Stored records
════════════════════
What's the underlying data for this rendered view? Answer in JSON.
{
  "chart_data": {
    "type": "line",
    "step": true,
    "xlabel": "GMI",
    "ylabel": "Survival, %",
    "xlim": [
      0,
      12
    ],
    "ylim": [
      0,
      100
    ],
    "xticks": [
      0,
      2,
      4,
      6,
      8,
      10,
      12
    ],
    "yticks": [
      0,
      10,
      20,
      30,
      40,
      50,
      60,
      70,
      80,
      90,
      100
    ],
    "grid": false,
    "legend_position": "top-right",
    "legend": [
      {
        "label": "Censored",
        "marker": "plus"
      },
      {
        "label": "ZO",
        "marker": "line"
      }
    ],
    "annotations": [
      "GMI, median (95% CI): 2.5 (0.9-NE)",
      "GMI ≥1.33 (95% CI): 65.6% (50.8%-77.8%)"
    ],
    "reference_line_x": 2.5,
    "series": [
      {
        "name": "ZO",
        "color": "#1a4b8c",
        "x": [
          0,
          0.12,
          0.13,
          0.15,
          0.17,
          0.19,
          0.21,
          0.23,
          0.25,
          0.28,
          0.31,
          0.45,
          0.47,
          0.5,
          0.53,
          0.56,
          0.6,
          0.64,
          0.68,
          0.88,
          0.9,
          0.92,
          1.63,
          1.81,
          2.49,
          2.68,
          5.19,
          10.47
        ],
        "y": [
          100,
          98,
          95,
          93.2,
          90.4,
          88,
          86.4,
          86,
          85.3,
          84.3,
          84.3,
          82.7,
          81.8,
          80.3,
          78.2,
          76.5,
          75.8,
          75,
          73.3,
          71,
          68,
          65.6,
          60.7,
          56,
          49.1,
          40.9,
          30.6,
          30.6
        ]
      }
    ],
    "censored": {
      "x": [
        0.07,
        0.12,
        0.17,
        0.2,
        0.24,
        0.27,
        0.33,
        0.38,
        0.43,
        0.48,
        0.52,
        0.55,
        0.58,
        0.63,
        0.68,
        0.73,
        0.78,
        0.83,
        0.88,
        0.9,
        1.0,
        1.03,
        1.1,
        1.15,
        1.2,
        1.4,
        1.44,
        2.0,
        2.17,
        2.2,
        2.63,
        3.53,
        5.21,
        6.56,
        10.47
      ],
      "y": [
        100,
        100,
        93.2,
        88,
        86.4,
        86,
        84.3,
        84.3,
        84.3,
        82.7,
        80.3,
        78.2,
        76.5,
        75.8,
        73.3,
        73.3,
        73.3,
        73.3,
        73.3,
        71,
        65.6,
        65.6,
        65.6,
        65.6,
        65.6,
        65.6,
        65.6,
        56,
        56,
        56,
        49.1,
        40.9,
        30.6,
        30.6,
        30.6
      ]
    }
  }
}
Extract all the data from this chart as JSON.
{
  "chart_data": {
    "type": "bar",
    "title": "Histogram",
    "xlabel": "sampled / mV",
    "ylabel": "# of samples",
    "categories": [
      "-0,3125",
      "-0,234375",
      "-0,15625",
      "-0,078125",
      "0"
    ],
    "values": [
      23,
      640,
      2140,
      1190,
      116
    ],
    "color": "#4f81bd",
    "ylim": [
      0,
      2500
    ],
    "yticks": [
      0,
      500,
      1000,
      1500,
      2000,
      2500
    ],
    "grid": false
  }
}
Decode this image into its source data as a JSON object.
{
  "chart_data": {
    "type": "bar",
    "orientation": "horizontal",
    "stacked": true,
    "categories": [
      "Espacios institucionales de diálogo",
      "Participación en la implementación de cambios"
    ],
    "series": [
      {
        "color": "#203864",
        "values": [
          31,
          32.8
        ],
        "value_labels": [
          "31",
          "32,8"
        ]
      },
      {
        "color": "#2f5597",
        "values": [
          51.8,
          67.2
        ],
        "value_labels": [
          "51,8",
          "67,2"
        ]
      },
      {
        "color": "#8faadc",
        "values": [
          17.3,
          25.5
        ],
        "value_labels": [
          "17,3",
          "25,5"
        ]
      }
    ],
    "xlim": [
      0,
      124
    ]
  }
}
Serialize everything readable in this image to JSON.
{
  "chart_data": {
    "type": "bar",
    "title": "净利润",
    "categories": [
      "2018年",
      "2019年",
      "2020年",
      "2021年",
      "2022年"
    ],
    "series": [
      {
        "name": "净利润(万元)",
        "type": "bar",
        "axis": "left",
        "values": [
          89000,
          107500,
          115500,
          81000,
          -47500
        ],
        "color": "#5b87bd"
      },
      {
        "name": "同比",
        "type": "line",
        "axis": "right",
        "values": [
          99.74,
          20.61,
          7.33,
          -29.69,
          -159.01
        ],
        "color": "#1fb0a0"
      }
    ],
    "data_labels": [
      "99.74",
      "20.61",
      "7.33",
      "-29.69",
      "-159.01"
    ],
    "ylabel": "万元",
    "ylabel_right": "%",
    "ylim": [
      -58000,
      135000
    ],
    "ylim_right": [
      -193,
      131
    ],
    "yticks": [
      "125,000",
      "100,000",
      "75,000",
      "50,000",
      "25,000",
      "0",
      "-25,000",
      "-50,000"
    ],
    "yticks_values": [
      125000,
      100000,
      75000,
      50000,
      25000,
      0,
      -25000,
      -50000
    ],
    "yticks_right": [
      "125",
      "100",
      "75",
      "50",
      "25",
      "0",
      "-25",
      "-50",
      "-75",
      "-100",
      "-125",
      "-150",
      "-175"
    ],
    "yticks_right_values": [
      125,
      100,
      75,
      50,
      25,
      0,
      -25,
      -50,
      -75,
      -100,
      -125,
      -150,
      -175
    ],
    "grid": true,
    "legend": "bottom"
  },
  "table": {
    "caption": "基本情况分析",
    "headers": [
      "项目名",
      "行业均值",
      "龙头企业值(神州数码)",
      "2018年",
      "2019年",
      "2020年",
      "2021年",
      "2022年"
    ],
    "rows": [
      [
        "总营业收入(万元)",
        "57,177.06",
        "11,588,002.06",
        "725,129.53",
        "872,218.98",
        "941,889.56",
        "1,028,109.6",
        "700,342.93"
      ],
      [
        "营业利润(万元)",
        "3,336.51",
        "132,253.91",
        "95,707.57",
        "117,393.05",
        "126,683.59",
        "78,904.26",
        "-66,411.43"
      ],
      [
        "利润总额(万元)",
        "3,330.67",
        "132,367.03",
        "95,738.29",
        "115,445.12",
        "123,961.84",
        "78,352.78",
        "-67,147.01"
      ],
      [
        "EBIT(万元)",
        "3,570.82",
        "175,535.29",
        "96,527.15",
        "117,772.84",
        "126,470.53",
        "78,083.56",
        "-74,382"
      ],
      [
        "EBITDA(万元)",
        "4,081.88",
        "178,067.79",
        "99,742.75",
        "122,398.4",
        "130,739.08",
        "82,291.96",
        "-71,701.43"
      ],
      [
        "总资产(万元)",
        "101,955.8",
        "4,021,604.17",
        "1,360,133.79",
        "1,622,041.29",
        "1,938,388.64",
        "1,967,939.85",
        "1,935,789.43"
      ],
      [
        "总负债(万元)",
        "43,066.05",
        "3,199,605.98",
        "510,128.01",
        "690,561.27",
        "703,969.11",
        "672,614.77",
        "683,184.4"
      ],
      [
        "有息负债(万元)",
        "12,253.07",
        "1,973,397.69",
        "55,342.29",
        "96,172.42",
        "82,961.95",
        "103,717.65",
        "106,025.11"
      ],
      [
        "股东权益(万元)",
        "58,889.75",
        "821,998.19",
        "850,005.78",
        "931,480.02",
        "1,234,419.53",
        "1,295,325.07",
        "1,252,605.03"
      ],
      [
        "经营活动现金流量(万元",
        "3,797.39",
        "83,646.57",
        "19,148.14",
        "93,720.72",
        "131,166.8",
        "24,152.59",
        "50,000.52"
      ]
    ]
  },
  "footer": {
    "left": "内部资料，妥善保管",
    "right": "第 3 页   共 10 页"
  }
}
════════════════════
- **GIVEN REQUEST**
Report how many lines of the records above contain the word "color", and give only that number.

- **REPLY TO THE TASK**
7